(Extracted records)
────
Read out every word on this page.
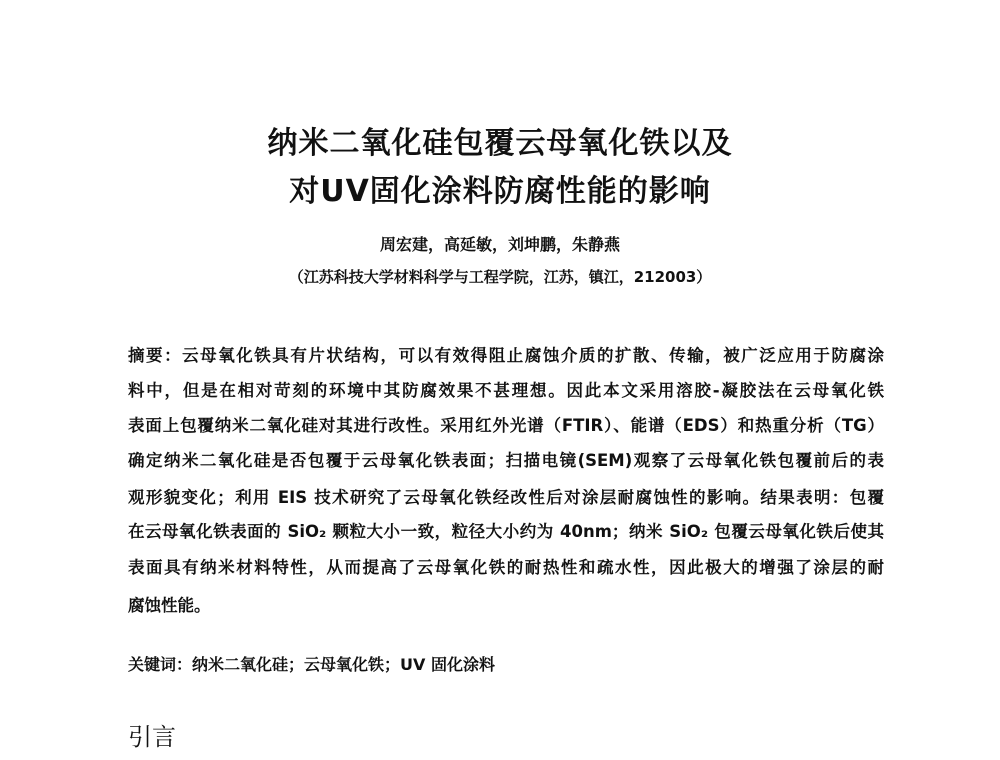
纳米二氧化硅包覆云母氧化铁以及
对UV固化涂料防腐性能的影响
周宏建，高延敏，刘坤鹏，朱静燕
（江苏科技大学材料科学与工程学院，江苏，镇江，212003）
摘要：云母氧化铁具有片状结构，可以有效得阻止腐蚀介质的扩散、传输，被广泛应用于防腐涂
料中，但是在相对苛刻的环境中其防腐效果不甚理想。因此本文采用溶胶-凝胶法在云母氧化铁
表面上包覆纳米二氧化硅对其进行改性。采用红外光谱（FTIR）、能谱（EDS）和热重分析（TG）
确定纳米二氧化硅是否包覆于云母氧化铁表面；扫描电镜(SEM)观察了云母氧化铁包覆前后的表
观形貌变化；利用 EIS 技术研究了云母氧化铁经改性后对涂层耐腐蚀性的影响。结果表明：包覆
在云母氧化铁表面的 SiO₂ 颗粒大小一致，粒径大小约为 40nm；纳米 SiO₂ 包覆云母氧化铁后使其
表面具有纳米材料特性，从而提高了云母氧化铁的耐热性和疏水性，因此极大的增强了涂层的耐
腐蚀性能。
关键词：纳米二氧化硅；云母氧化铁；UV 固化涂料
引言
────
* [Problem details] Repeat the data exactly, dropping every picture it holds.

* [Exercise response]
Read out every word on this page.
纳米二氧化硅包覆云母氧化铁以及
对UV固化涂料防腐性能的影响
周宏建，高延敏，刘坤鹏，朱静燕
（江苏科技大学材料科学与工程学院，江苏，镇江，212003）
摘要：云母氧化铁具有片状结构，可以有效得阻止腐蚀介质的扩散、传输，被广泛应用于防腐涂
料中，但是在相对苛刻的环境中其防腐效果不甚理想。因此本文采用溶胶-凝胶法在云母氧化铁
表面上包覆纳米二氧化硅对其进行改性。采用红外光谱（FTIR）、能谱（EDS）和热重分析（TG）
确定纳米二氧化硅是否包覆于云母氧化铁表面；扫描电镜(SEM)观察了云母氧化铁包覆前后的表
观形貌变化；利用 EIS 技术研究了云母氧化铁经改性后对涂层耐腐蚀性的影响。结果表明：包覆
在云母氧化铁表面的 SiO₂ 颗粒大小一致，粒径大小约为 40nm；纳米 SiO₂ 包覆云母氧化铁后使其
表面具有纳米材料特性，从而提高了云母氧化铁的耐热性和疏水性，因此极大的增强了涂层的耐
腐蚀性能。
关键词：纳米二氧化硅；云母氧化铁；UV 固化涂料
引言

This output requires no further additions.